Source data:
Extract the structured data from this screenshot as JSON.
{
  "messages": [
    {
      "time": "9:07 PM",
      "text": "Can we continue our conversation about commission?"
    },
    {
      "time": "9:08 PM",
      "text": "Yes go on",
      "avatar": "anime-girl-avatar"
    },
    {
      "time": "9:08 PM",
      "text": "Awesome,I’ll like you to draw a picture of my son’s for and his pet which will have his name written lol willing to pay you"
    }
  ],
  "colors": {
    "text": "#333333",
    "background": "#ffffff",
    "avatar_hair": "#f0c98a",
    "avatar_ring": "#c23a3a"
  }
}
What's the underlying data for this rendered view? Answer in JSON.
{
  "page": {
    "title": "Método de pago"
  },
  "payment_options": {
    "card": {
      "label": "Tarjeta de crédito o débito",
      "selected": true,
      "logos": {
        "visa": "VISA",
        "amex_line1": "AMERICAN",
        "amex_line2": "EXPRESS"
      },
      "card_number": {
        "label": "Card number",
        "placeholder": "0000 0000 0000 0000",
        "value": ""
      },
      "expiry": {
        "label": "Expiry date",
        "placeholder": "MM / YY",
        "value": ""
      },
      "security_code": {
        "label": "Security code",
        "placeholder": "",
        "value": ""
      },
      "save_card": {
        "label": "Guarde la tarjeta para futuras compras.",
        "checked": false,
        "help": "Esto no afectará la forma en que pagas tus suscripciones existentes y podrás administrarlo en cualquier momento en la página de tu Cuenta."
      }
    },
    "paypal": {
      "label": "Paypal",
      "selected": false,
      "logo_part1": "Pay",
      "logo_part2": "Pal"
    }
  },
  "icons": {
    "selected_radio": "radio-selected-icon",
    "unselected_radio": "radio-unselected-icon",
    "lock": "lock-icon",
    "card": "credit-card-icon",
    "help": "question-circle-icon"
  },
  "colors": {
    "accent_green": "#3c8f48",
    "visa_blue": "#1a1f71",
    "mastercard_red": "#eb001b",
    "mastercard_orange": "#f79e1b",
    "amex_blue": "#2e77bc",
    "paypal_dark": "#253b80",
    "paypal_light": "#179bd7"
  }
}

**Prompt**
Reproduce the full listing exactly.

**Solved problem**
Extract the structured data from this screenshot as JSON.
{
  "messages": [
    {
      "time": "9:07 PM",
      "text": "Can we continue our conversation about commission?"
    },
    {
      "time": "9:08 PM",
      "text": "Yes go on",
      "avatar": "anime-girl-avatar"
    },
    {
      "time": "9:08 PM",
      "text": "Awesome,I’ll like you to draw a picture of my son’s for and his pet which will have his name written lol willing to pay you"
    }
  ],
  "colors": {
    "text": "#333333",
    "background": "#ffffff",
    "avatar_hair": "#f0c98a",
    "avatar_ring": "#c23a3a"
  }
}
What's the underlying data for this rendered view? Answer in JSON.
{
  "page": {
    "title": "Método de pago"
  },
  "payment_options": {
    "card": {
      "label": "Tarjeta de crédito o débito",
      "selected": true,
      "logos": {
        "visa": "VISA",
        "amex_line1": "AMERICAN",
        "amex_line2": "EXPRESS"
      },
      "card_number": {
        "label": "Card number",
        "placeholder": "0000 0000 0000 0000",
        "value": ""
      },
      "expiry": {
        "label": "Expiry date",
        "placeholder": "MM / YY",
        "value": ""
      },
      "security_code": {
        "label": "Security code",
        "placeholder": "",
        "value": ""
      },
      "save_card": {
        "label": "Guarde la tarjeta para futuras compras.",
        "checked": false,
        "help": "Esto no afectará la forma en que pagas tus suscripciones existentes y podrás administrarlo en cualquier momento en la página de tu Cuenta."
      }
    },
    "paypal": {
      "label": "Paypal",
      "selected": false,
      "logo_part1": "Pay",
      "logo_part2": "Pal"
    }
  },
  "icons": {
    "selected_radio": "radio-selected-icon",
    "unselected_radio": "radio-unselected-icon",
    "lock": "lock-icon",
    "card": "credit-card-icon",
    "help": "question-circle-icon"
  },
  "colors": {
    "accent_green": "#3c8f48",
    "visa_blue": "#1a1f71",
    "mastercard_red": "#eb001b",
    "mastercard_orange": "#f79e1b",
    "amex_blue": "#2e77bc",
    "paypal_dark": "#253b80",
    "paypal_light": "#179bd7"
  }
}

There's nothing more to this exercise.